***** DATA SUPPLIED *****
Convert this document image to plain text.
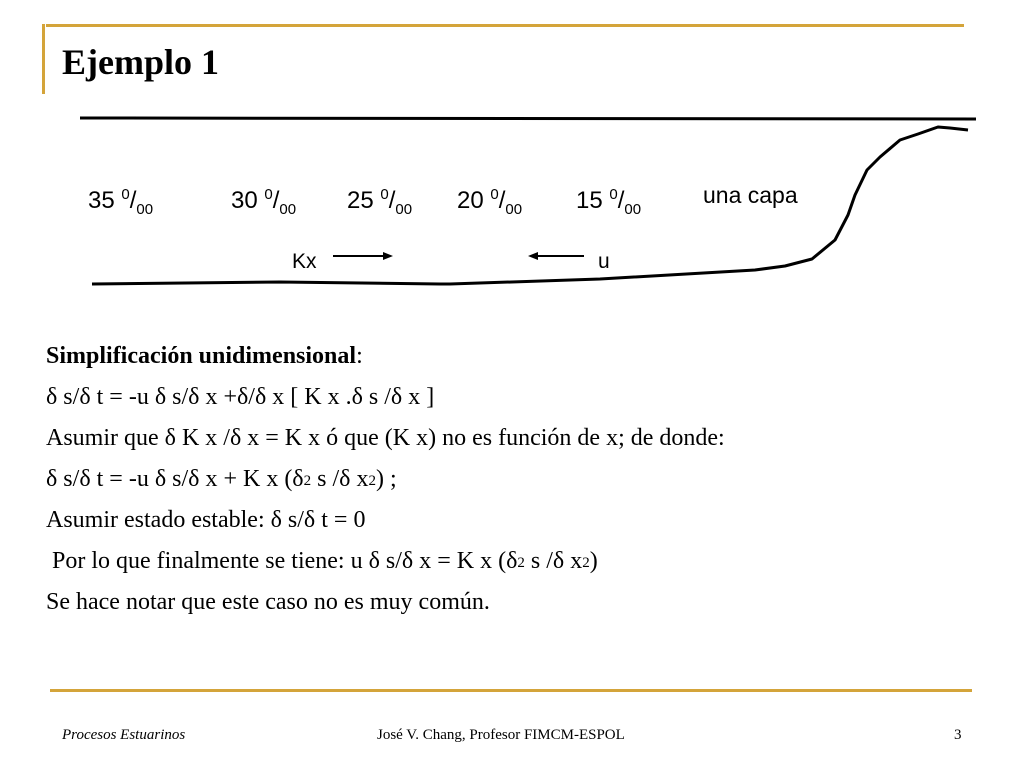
Ejemplo 1
35 $^0/_{00}$	30 $^0/_{00}$ 25 $^0/_{00}$ 20 $^0/_{00}$ 15 $^0/_{00}$
una capa
Kx	u
Simplificación unidimensional:
δ s/δ t = -u δ s/δ x +δ/δ x [ K x .δ s /δ x ]
Asumir que δ K x /δ x = K x ó que (K x) no es función de x; de donde:
δ s/δ t = -u δ s/δ x + K x ($\delta^2$ s /δ $x^2$) ;
Asumir estado estable: δ s/δ t = 0
Por lo que finalmente se tiene: u δ s/δ x = K x ($\delta^2$ s /δ $x^2$)
Se hace notar que este caso no es muy común.
Procesos Estuarinos	José V. Chang, Profesor FIMCM-ESPOL	3
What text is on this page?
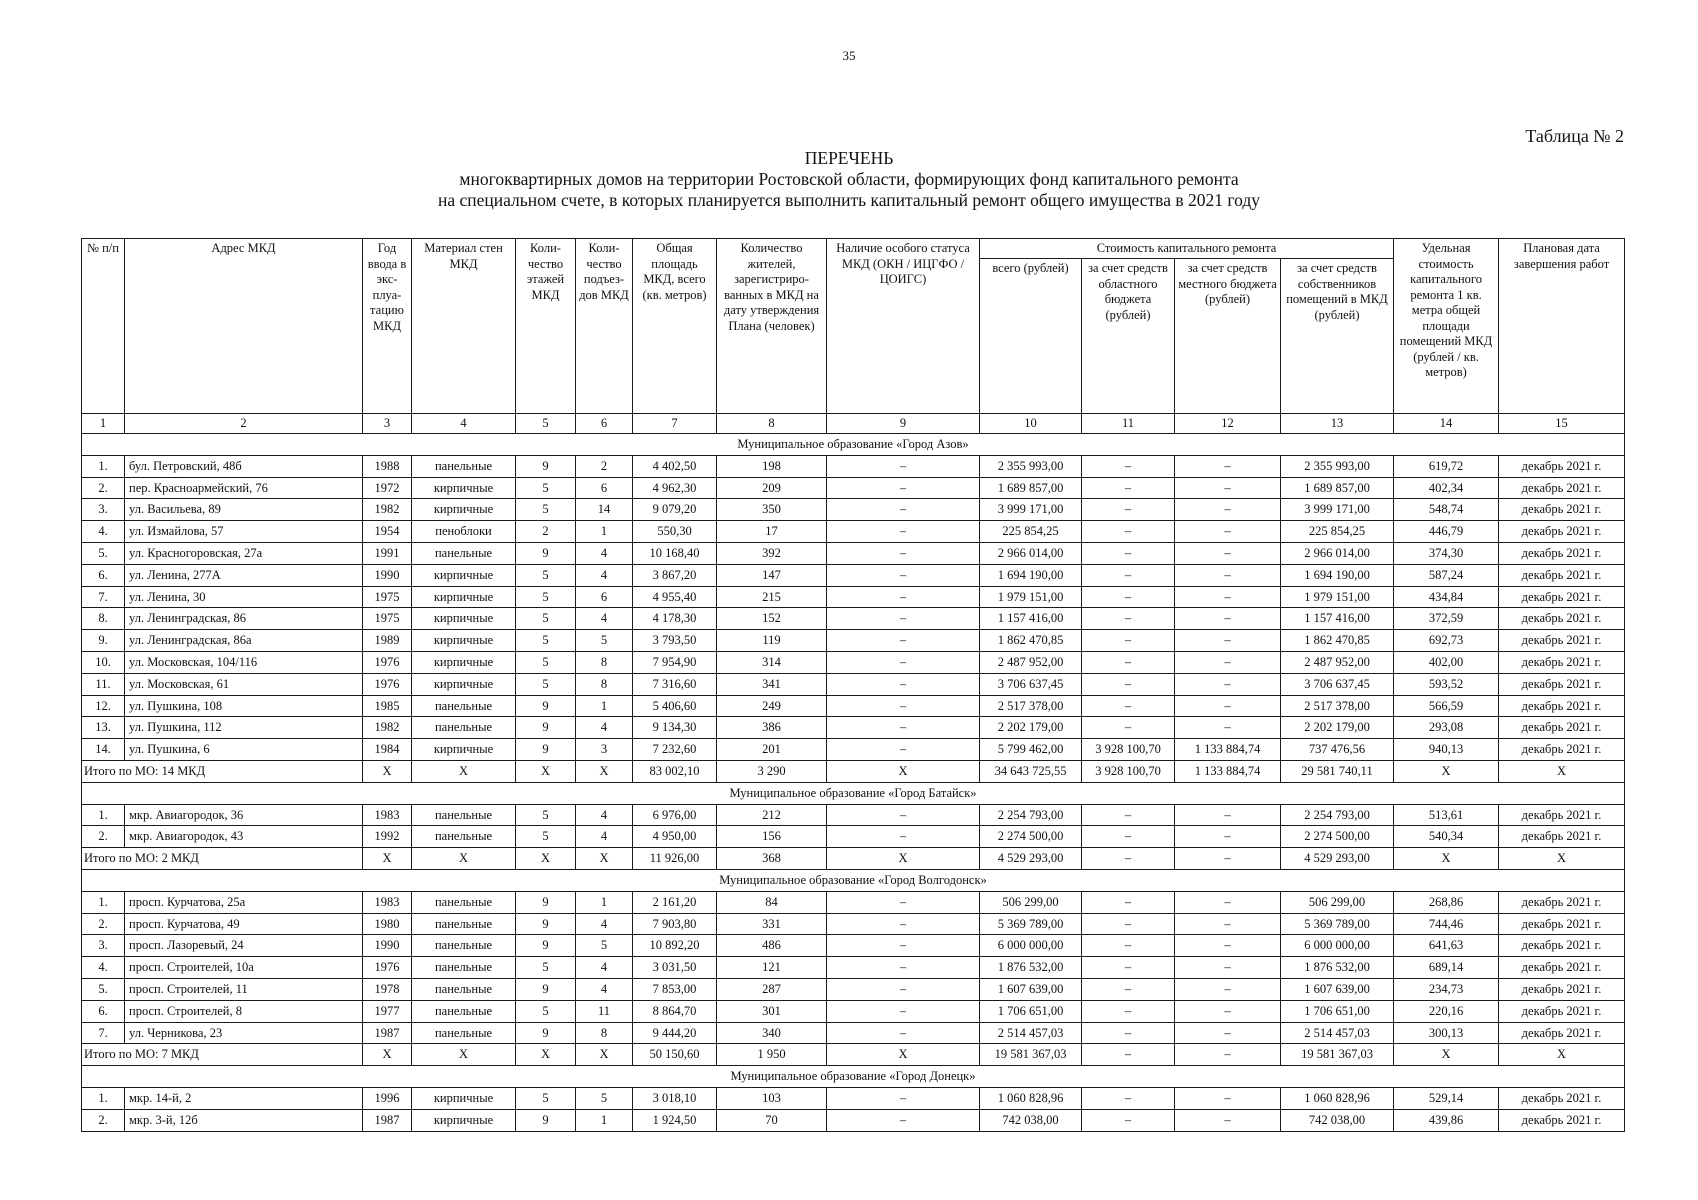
35
Таблица № 2
ПЕРЕЧЕНЬ
многоквартирных домов на территории Ростовской области, формирующих фонд капитального ремонта
на специальном счете, в которых планируется выполнить капитальный ремонт общего имущества в 2021 году
№ п/п	Адрес МКД	Год ввода в экс-плуа-тацию МКД	Материал стен МКД	Коли-чество этажей МКД	Коли-чество подъез-дов МКД	Общая площадь МКД, всего (кв. метров)	Количество жителей, зарегистриро-ванных в МКД на дату утверждения Плана (человек)	Наличие особого статуса МКД (ОКН / ИЦГФО / ЦОИГС)	Стоимость капитального ремонта				Удельная стоимость капитального ремонта 1 кв. метра общей площади помещений МКД (рублей / кв. метров)	Плановая дата завершения работ
									всего (рублей)	за счет средств областного бюджета (рублей)	за счет средств местного бюджета (рублей)	за счет средств собственников помещений в МКД (рублей)		
1	2	3	4	5	6	7	8	9	10	11	12	13	14	15
Муниципальное образование «Город Азов»														
1.	бул. Петровский, 48б	1988	панельные	9	2	4 402,50	198	–	2 355 993,00	–	–	2 355 993,00	619,72	декабрь 2021 г.
2.	пер. Красноармейский, 76	1972	кирпичные	5	6	4 962,30	209	–	1 689 857,00	–	–	1 689 857,00	402,34	декабрь 2021 г.
3.	ул. Васильева, 89	1982	кирпичные	5	14	9 079,20	350	–	3 999 171,00	–	–	3 999 171,00	548,74	декабрь 2021 г.
4.	ул. Измайлова, 57	1954	пеноблоки	2	1	550,30	17	–	225 854,25	–	–	225 854,25	446,79	декабрь 2021 г.
5.	ул. Красногоровская, 27а	1991	панельные	9	4	10 168,40	392	–	2 966 014,00	–	–	2 966 014,00	374,30	декабрь 2021 г.
6.	ул. Ленина, 277А	1990	кирпичные	5	4	3 867,20	147	–	1 694 190,00	–	–	1 694 190,00	587,24	декабрь 2021 г.
7.	ул. Ленина, 30	1975	кирпичные	5	6	4 955,40	215	–	1 979 151,00	–	–	1 979 151,00	434,84	декабрь 2021 г.
8.	ул. Ленинградская, 86	1975	кирпичные	5	4	4 178,30	152	–	1 157 416,00	–	–	1 157 416,00	372,59	декабрь 2021 г.
9.	ул. Ленинградская, 86а	1989	кирпичные	5	5	3 793,50	119	–	1 862 470,85	–	–	1 862 470,85	692,73	декабрь 2021 г.
10.	ул. Московская, 104/116	1976	кирпичные	5	8	7 954,90	314	–	2 487 952,00	–	–	2 487 952,00	402,00	декабрь 2021 г.
11.	ул. Московская, 61	1976	кирпичные	5	8	7 316,60	341	–	3 706 637,45	–	–	3 706 637,45	593,52	декабрь 2021 г.
12.	ул. Пушкина, 108	1985	панельные	9	1	5 406,60	249	–	2 517 378,00	–	–	2 517 378,00	566,59	декабрь 2021 г.
13.	ул. Пушкина, 112	1982	панельные	9	4	9 134,30	386	–	2 202 179,00	–	–	2 202 179,00	293,08	декабрь 2021 г.
14.	ул. Пушкина, 6	1984	кирпичные	9	3	7 232,60	201	–	5 799 462,00	3 928 100,70	1 133 884,74	737 476,56	940,13	декабрь 2021 г.
Итого по МО: 14 МКД		X	X	X	X	83 002,10	3 290	X	34 643 725,55	3 928 100,70	1 133 884,74	29 581 740,11	X	X
Муниципальное образование «Город Батайск»														
1.	мкр. Авиагородок, 36	1983	панельные	5	4	6 976,00	212	–	2 254 793,00	–	–	2 254 793,00	513,61	декабрь 2021 г.
2.	мкр. Авиагородок, 43	1992	панельные	5	4	4 950,00	156	–	2 274 500,00	–	–	2 274 500,00	540,34	декабрь 2021 г.
Итого по МО: 2 МКД		X	X	X	X	11 926,00	368	X	4 529 293,00	–	–	4 529 293,00	X	X
Муниципальное образование «Город Волгодонск»														
1.	просп. Курчатова, 25а	1983	панельные	9	1	2 161,20	84	–	506 299,00	–	–	506 299,00	268,86	декабрь 2021 г.
2.	просп. Курчатова, 49	1980	панельные	9	4	7 903,80	331	–	5 369 789,00	–	–	5 369 789,00	744,46	декабрь 2021 г.
3.	просп. Лазоревый, 24	1990	панельные	9	5	10 892,20	486	–	6 000 000,00	–	–	6 000 000,00	641,63	декабрь 2021 г.
4.	просп. Строителей, 10а	1976	панельные	5	4	3 031,50	121	–	1 876 532,00	–	–	1 876 532,00	689,14	декабрь 2021 г.
5.	просп. Строителей, 11	1978	панельные	9	4	7 853,00	287	–	1 607 639,00	–	–	1 607 639,00	234,73	декабрь 2021 г.
6.	просп. Строителей, 8	1977	панельные	5	11	8 864,70	301	–	1 706 651,00	–	–	1 706 651,00	220,16	декабрь 2021 г.
7.	ул. Черникова, 23	1987	панельные	9	8	9 444,20	340	–	2 514 457,03	–	–	2 514 457,03	300,13	декабрь 2021 г.
Итого по МО: 7 МКД		X	X	X	X	50 150,60	1 950	X	19 581 367,03	–	–	19 581 367,03	X	X
Муниципальное образование «Город Донецк»														
1.	мкр. 14-й, 2	1996	кирпичные	5	5	3 018,10	103	–	1 060 828,96	–	–	1 060 828,96	529,14	декабрь 2021 г.
2.	мкр. 3-й, 12б	1987	кирпичные	9	1	1 924,50	70	–	742 038,00	–	–	742 038,00	439,86	декабрь 2021 г.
*****
WHAT IS EXPECTED
How many lines in the records above hold the word "рублей"? Give only the number.

SOLUTION TO THE PROBLEM
2